#### [DAFTAR TUGAS]
**A.** Tentukan apakah setiap pernyataan berikut sesuai dengan teks dokumen: (i) penutur menyalip semua mobil di Pasar Suci; (ii) penutur berhenti di lampu merah Simpang Dago; (iii) penutur hampir menabrak kuda di Ganesa. Jawab ya atau tidak untuk masing-masing, lalu kutip kata-kata teks yang menjadi penentunya.
**B.** Menurut teks dokumen, di mana perjalanan motor penutur akhirnya berakhir?

#### [TEKS DOKUMEN]
|---|

Gua langsung kebut itu motor!
 Gue salip semua mobil di pasar suci!
 Gua ngesot di tikungan telkom!!
 Gue jemping depan UNPAD!
 Gue terabas lampu merah simpang dago!!
 Gue turun kek orang gila sepanjang dago!!
 Gue ampir nabrak kuda di ganesa!
 Akhirnya masuk juga parkiran sipil.
 Abis ngerem, gue bilang,
 "Gimana motoran sama James Bond? Min? Min?"
 gue ngeliat ke belakang dan Mimin lenyap.
 Keesokan harinya, di rumah sakit boromeus...

 "Gua gak ngerti Min.."
 "Lu gak ngerti bagian mana dit? bagian yang elu ngajleng dengan gua baru
 setengah pantat? ato bagian gue ngegelinding di perapatan jalan?"

|---|

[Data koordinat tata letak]

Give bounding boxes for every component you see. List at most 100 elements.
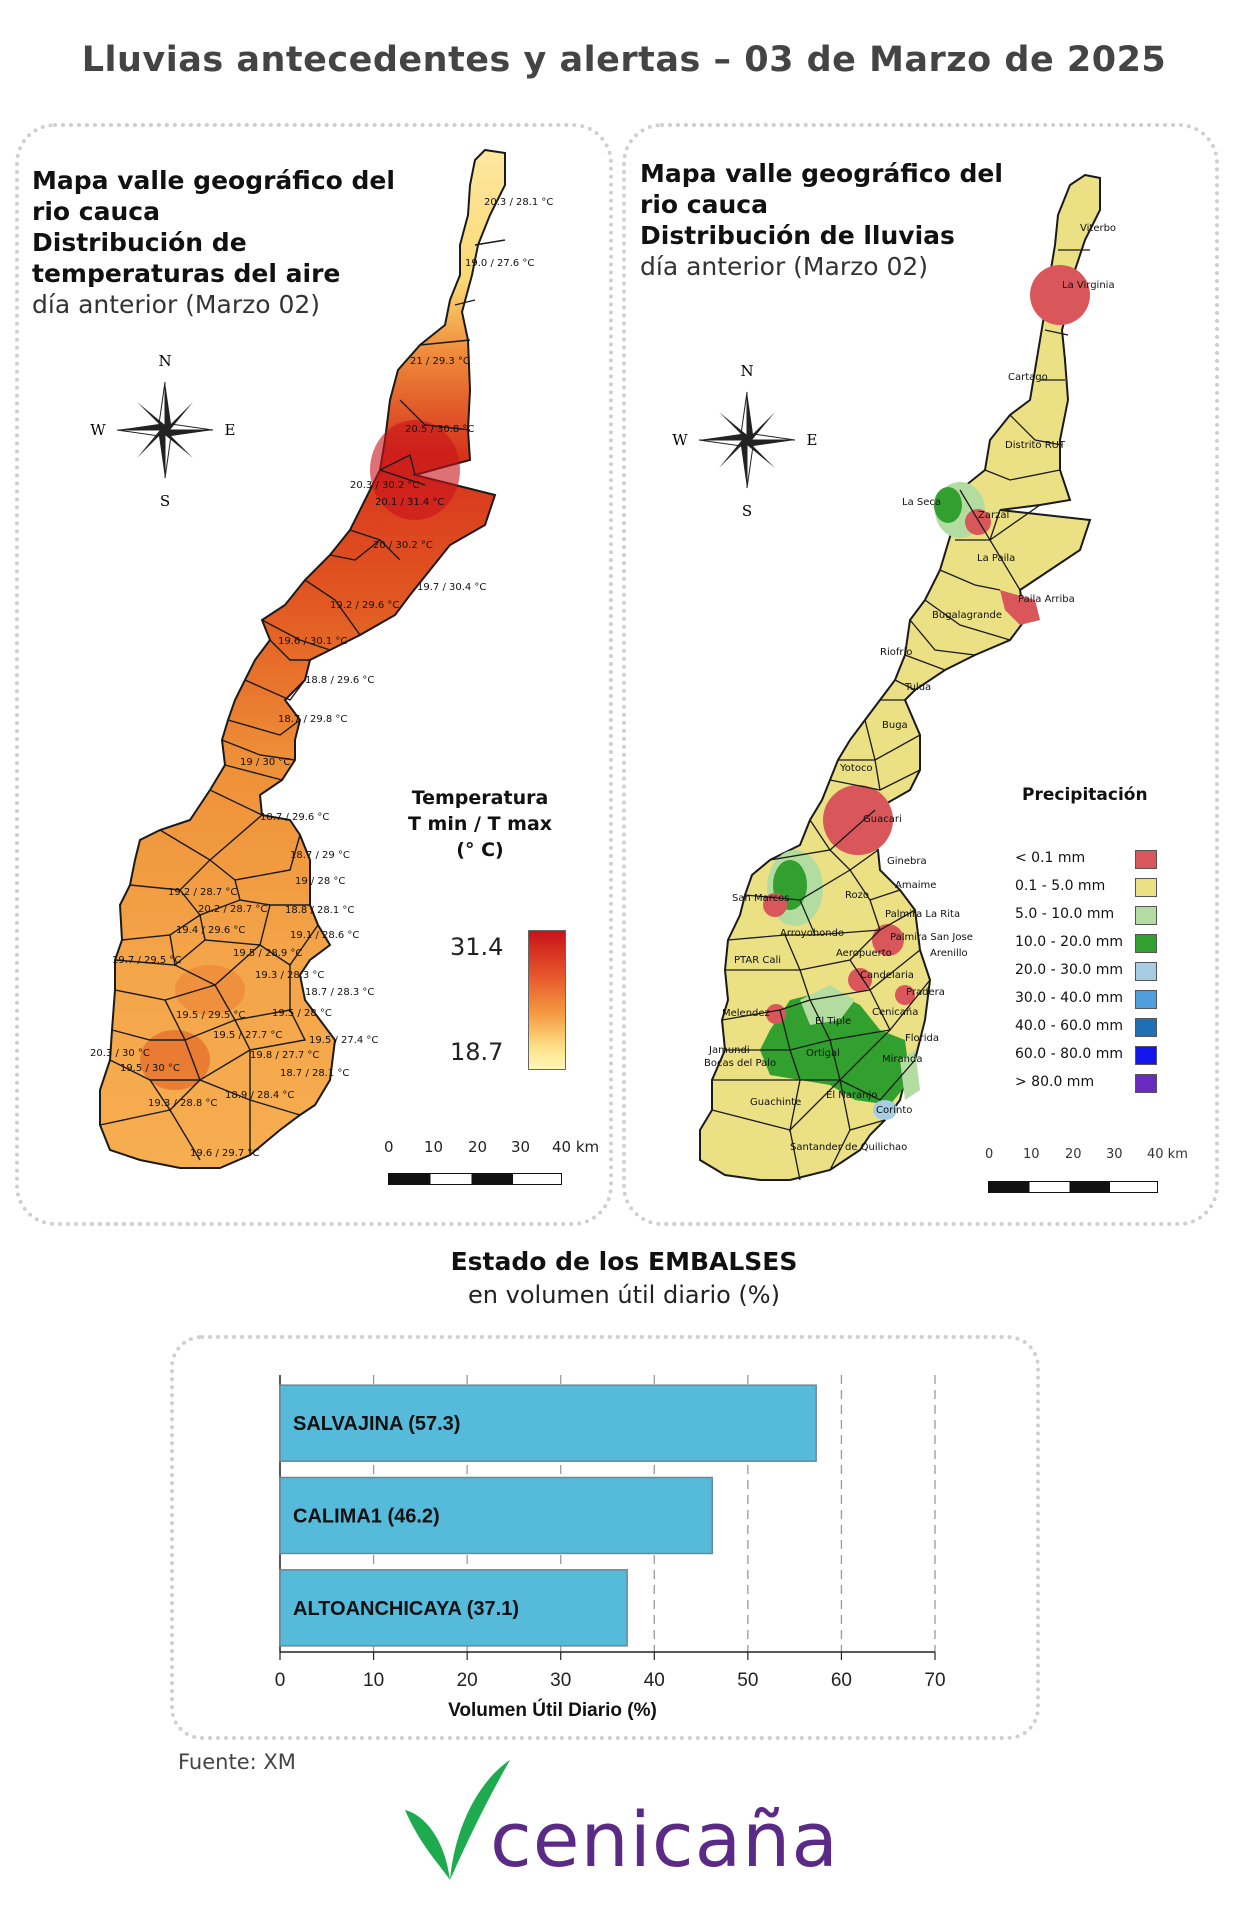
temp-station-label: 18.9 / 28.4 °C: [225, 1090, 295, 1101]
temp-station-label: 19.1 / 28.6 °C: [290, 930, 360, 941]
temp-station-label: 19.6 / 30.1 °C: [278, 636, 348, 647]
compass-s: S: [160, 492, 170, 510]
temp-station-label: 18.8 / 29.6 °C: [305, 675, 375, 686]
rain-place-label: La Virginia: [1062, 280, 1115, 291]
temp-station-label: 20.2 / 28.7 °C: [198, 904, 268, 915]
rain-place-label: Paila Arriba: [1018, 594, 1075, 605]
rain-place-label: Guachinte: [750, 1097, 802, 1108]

|---|

#### [JAWABAN TUGAS]
**A.**
(i) Ya: "Gue salip semua mobil di pasar suci!"
(ii) Tidak: "Gue terabas lampu merah simpang dago!!"
(iii) Ya: "Gue ampir nabrak kuda di ganesa!"

**B.** Di parkiran sipil.